**Records from a data collection**

··········

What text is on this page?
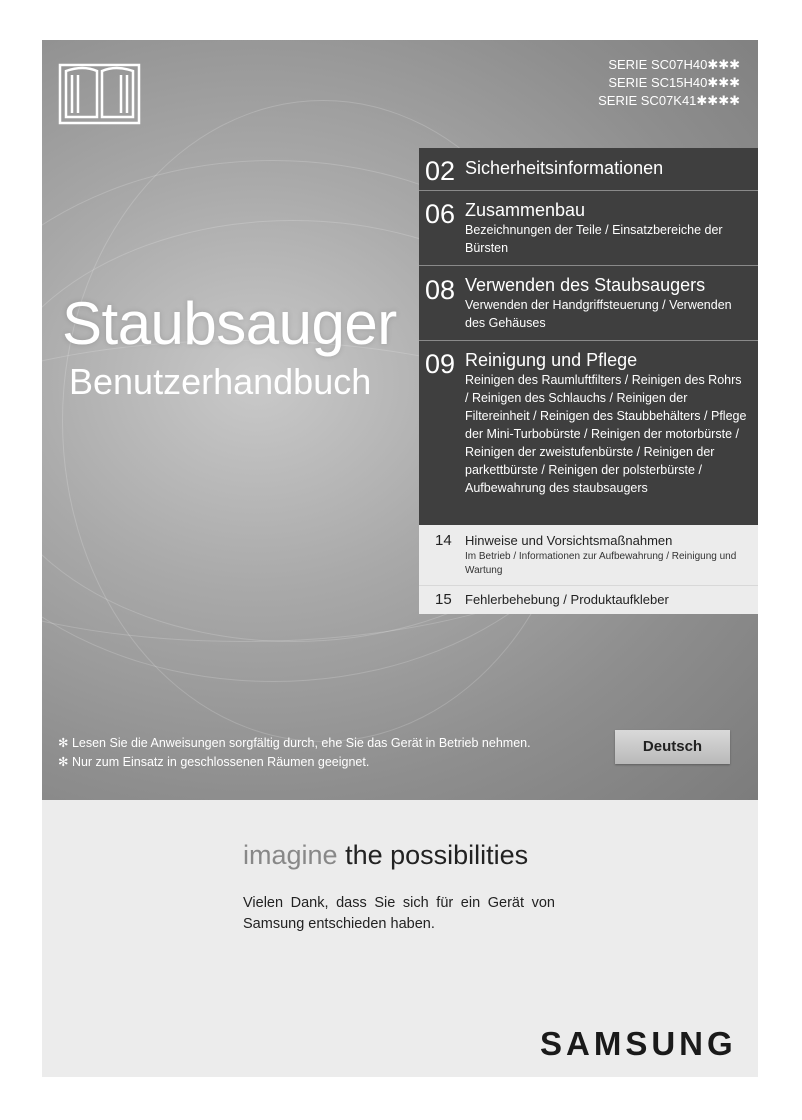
SERIE SC07H40✱✱✱
SERIE SC15H40✱✱✱
SERIE SC07K41✱✱✱✱
Staubsauger
Benutzerhandbuch
02 Sicherheitsinformationen
06 Zusammenbau
Bezeichnungen der Teile / Einsatzbereiche der Bürsten
08 Verwenden des Staubsaugers
Verwenden der Handgriffsteuerung / Verwenden des Gehäuses
09 Reinigung und Pflege
Reinigen des Raumluftfilters / Reinigen des Rohrs / Reinigen des Schlauchs / Reinigen der Filtereinheit / Reinigen des Staubbehälters / Pflege der Mini-Turbobürste / Reinigen der motorbürste / Reinigen der zweistufenbürste / Reinigen der parkettbürste / Reinigen der polsterbürste / Aufbewahrung des staubsaugers
14 Hinweise und Vorsichtsmaßnahmen
Im Betrieb / Informationen zur Aufbewahrung / Reinigung und Wartung
15 Fehlerbehebung / Produktaufkleber
✻ Lesen Sie die Anweisungen sorgfältig durch, ehe Sie das Gerät in Betrieb nehmen.
✻ Nur zum Einsatz in geschlossenen Räumen geeignet.
Deutsch
imagine the possibilities
Vielen Dank, dass Sie sich für ein Gerät von Samsung entschieden haben.
SAMSUNG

··········

Reproduce the whole listing exactly, but not the images in it.

**Result**
What text is on this page?
SERIE SC07H40✱✱✱
SERIE SC15H40✱✱✱
SERIE SC07K41✱✱✱✱
Staubsauger
Benutzerhandbuch
02 Sicherheitsinformationen
06 Zusammenbau
Bezeichnungen der Teile / Einsatzbereiche der Bürsten
08 Verwenden des Staubsaugers
Verwenden der Handgriffsteuerung / Verwenden des Gehäuses
09 Reinigung und Pflege
Reinigen des Raumluftfilters / Reinigen des Rohrs / Reinigen des Schlauchs / Reinigen der Filtereinheit / Reinigen des Staubbehälters / Pflege der Mini-Turbobürste / Reinigen der motorbürste / Reinigen der zweistufenbürste / Reinigen der parkettbürste / Reinigen der polsterbürste / Aufbewahrung des staubsaugers
14 Hinweise und Vorsichtsmaßnahmen
Im Betrieb / Informationen zur Aufbewahrung / Reinigung und Wartung
15 Fehlerbehebung / Produktaufkleber
✻ Lesen Sie die Anweisungen sorgfältig durch, ehe Sie das Gerät in Betrieb nehmen.
✻ Nur zum Einsatz in geschlossenen Räumen geeignet.
Deutsch
imagine the possibilities
Vielen Dank, dass Sie sich für ein Gerät von Samsung entschieden haben.
SAMSUNG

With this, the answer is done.